*** Extract ***

2.6. Histological Examination

Samples were fixed in neutral paraformaldehyde fixed solution (Wuhan servicebio technology Co., Ltd., Wuhan, China) for more than 24 h, dehydrated with gradient alcohol, embedded in paraffin, and sliced into 4 μm sections. The sections were then stained with hematoxylin and eosin. Scanning was performed using Pannoramic DESK (3DHISTECH, Budapest, Hungary). The scanned images were viewed and captured with CaseViewer 2.4.

2.7. Preparation of Specimen for Scanning Electron Microscopy (SEM)

*** End of Extract ***
*** Data for review ***

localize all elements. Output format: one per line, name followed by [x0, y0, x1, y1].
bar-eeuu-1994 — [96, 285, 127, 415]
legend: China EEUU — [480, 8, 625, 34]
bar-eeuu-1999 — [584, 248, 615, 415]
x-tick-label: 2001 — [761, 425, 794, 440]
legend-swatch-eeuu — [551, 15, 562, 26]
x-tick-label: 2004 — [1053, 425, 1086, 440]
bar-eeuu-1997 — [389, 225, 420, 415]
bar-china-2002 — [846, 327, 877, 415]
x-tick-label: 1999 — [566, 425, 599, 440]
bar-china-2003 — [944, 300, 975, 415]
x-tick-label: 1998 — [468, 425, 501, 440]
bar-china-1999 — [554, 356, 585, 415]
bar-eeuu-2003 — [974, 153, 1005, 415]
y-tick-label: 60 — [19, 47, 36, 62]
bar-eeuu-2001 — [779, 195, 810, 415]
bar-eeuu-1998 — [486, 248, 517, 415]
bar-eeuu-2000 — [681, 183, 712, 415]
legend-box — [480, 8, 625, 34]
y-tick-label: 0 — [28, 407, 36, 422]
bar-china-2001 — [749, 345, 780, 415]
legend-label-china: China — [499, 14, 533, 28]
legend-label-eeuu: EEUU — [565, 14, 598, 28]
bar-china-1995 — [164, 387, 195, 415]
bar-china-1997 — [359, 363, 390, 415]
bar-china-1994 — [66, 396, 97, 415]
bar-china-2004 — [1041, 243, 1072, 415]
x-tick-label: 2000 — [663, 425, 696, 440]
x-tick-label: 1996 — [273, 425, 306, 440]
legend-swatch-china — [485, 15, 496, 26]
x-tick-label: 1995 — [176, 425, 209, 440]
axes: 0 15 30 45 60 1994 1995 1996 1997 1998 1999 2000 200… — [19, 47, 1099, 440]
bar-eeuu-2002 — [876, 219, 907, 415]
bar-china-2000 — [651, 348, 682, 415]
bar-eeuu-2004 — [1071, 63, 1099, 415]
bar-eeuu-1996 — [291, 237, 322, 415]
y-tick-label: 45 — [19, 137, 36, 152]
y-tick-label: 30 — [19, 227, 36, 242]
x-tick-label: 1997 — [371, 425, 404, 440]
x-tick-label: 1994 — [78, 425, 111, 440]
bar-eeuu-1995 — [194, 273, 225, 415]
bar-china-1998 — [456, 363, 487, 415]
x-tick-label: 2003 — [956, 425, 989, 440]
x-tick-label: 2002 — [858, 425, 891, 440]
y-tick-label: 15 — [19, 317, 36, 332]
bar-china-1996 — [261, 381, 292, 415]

*** End of Data for review ***

■ Assigned task 1: Transcribe the portion of the histological examination section that opens with the words containing "Samples were fixed" and closes with "with CaseViewer 2.4.".
■ Assigned task 2: According to the histological examination section, what software was used to view and capture the scanned images?

■ Exercise output 1:
Samples were fixed in neutral paraformaldehyde fixed solution (Wuhan servicebio technology Co., Ltd., Wuhan, China) for more than 24 h, dehydrated with gradient alcohol, embedded in paraffin, and sliced into 4 μm sections. The sections were then stained with hematoxylin and eosin. Scanning was performed using Pannoramic DESK (3DHISTECH, Budapest, Hungary). The scanned images were viewed and captured with CaseViewer 2.4.

■ Exercise output 2: CaseViewer 2.4